Pull every line containing "took" out of the material below.

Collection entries
****
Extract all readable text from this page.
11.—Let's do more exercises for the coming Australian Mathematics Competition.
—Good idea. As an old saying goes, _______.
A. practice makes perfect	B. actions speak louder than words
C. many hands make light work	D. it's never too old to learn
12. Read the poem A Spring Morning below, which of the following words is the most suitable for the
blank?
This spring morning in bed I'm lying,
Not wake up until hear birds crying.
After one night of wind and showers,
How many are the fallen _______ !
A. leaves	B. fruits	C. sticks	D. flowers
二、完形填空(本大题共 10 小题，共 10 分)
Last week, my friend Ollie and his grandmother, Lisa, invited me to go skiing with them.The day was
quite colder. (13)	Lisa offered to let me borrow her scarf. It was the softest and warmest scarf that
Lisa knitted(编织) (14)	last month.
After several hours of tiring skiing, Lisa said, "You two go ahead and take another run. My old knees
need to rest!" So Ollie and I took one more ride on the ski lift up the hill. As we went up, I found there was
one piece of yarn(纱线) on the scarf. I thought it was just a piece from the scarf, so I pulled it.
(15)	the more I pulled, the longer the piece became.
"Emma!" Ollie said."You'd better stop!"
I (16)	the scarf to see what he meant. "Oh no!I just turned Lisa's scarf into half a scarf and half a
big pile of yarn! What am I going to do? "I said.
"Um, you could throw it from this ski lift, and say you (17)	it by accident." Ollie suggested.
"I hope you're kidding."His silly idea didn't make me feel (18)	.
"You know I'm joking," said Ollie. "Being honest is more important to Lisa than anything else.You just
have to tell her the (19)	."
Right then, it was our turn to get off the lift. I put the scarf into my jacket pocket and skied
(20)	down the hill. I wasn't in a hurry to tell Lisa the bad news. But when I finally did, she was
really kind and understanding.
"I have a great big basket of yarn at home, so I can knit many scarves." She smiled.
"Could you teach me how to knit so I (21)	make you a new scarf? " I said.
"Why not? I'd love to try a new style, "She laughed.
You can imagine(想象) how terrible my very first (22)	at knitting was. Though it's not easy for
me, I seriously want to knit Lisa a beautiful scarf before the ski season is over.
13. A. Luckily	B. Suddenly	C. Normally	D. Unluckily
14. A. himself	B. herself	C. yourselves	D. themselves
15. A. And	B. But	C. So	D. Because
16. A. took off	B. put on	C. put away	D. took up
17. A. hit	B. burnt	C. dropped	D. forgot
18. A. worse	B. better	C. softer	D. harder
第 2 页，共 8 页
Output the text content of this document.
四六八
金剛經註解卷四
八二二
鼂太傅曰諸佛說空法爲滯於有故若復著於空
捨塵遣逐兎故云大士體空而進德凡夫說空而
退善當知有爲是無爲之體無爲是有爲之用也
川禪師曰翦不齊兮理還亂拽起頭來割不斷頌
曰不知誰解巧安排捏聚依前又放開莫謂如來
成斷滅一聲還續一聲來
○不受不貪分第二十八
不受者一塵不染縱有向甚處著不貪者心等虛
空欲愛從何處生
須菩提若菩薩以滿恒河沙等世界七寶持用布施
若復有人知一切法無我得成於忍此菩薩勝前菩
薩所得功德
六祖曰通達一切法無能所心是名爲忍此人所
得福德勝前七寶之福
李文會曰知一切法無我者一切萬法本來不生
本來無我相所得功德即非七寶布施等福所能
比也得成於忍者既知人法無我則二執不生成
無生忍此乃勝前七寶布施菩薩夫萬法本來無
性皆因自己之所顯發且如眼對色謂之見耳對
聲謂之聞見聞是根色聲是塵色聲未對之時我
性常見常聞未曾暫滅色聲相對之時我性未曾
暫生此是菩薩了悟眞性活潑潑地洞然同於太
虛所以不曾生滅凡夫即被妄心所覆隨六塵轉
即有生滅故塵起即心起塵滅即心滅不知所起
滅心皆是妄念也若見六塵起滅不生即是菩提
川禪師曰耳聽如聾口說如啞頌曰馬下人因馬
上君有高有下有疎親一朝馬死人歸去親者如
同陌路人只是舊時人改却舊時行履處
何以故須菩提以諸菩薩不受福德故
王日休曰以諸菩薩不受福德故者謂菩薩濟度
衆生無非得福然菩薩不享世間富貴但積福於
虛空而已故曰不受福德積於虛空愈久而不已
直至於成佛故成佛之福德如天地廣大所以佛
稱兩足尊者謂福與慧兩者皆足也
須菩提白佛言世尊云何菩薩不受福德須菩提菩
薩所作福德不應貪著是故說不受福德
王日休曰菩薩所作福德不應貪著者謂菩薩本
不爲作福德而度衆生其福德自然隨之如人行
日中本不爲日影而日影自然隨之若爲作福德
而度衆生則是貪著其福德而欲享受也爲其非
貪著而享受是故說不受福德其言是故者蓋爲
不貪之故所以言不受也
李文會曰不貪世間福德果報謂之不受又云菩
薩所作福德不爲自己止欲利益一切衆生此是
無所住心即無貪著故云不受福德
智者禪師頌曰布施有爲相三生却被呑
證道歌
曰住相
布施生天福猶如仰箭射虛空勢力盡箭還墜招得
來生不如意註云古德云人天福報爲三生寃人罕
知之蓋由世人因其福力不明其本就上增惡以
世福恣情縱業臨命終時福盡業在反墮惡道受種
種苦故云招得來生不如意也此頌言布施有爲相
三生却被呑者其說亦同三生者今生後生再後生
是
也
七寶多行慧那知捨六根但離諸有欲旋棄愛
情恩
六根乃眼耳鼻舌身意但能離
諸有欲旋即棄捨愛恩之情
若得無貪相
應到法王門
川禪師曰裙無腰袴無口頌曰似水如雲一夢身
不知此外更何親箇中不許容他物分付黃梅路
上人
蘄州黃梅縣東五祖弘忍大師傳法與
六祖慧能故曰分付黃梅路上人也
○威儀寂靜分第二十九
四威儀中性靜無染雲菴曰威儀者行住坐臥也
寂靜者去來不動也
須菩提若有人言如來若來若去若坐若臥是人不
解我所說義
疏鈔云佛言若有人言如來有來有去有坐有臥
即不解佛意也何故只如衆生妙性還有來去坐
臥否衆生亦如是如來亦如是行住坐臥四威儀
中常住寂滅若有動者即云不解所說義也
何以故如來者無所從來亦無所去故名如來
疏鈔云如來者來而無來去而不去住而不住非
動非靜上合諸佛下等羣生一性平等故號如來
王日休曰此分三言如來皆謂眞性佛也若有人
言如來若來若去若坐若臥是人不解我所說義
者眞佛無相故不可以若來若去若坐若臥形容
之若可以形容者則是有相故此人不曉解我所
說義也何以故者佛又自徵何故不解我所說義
****
▶ **Worked solution**
need to rest!" So Ollie and I took one more ride on the ski lift up the hill. As we went up, I found there was
16. A. took off	B. put on	C. put away	D. took up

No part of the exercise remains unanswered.